- **Description of the task**:
Present the data once more in exactly its original form.
◆ ◆ ◆ ◆ ◆ ◆ ◆
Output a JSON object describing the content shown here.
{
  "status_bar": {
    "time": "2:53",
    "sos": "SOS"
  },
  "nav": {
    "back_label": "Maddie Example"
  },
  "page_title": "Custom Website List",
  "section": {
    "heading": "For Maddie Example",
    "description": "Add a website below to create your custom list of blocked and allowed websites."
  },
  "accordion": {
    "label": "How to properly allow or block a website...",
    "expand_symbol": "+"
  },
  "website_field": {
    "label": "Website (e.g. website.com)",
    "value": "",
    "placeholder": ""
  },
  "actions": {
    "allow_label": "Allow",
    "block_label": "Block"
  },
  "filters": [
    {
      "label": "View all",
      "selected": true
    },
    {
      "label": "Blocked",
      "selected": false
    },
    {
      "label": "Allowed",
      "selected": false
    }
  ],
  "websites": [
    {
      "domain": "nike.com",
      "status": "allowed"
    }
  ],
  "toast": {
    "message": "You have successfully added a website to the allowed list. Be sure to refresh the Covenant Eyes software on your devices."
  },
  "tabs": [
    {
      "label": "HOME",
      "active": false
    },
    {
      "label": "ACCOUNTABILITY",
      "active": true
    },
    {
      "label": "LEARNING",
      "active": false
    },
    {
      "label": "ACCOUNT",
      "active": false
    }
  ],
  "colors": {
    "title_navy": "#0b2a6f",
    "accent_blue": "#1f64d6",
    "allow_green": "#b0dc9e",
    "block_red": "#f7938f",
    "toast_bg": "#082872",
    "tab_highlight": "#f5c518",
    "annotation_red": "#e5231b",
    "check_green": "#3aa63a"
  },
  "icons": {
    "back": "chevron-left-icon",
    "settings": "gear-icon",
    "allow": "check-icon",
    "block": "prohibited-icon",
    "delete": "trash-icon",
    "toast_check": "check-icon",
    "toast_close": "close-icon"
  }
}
◆ ◆ ◆ ◆ ◆ ◆ ◆
- **Task output**:
Output a JSON object describing the content shown here.
{
  "status_bar": {
    "time": "2:53",
    "sos": "SOS"
  },
  "nav": {
    "back_label": "Maddie Example"
  },
  "page_title": "Custom Website List",
  "section": {
    "heading": "For Maddie Example",
    "description": "Add a website below to create your custom list of blocked and allowed websites."
  },
  "accordion": {
    "label": "How to properly allow or block a website...",
    "expand_symbol": "+"
  },
  "website_field": {
    "label": "Website (e.g. website.com)",
    "value": "",
    "placeholder": ""
  },
  "actions": {
    "allow_label": "Allow",
    "block_label": "Block"
  },
  "filters": [
    {
      "label": "View all",
      "selected": true
    },
    {
      "label": "Blocked",
      "selected": false
    },
    {
      "label": "Allowed",
      "selected": false
    }
  ],
  "websites": [
    {
      "domain": "nike.com",
      "status": "allowed"
    }
  ],
  "toast": {
    "message": "You have successfully added a website to the allowed list. Be sure to refresh the Covenant Eyes software on your devices."
  },
  "tabs": [
    {
      "label": "HOME",
      "active": false
    },
    {
      "label": "ACCOUNTABILITY",
      "active": true
    },
    {
      "label": "LEARNING",
      "active": false
    },
    {
      "label": "ACCOUNT",
      "active": false
    }
  ],
  "colors": {
    "title_navy": "#0b2a6f",
    "accent_blue": "#1f64d6",
    "allow_green": "#b0dc9e",
    "block_red": "#f7938f",
    "toast_bg": "#082872",
    "tab_highlight": "#f5c518",
    "annotation_red": "#e5231b",
    "check_green": "#3aa63a"
  },
  "icons": {
    "back": "chevron-left-icon",
    "settings": "gear-icon",
    "allow": "check-icon",
    "block": "prohibited-icon",
    "delete": "trash-icon",
    "toast_check": "check-icon",
    "toast_close": "close-icon"
  }
}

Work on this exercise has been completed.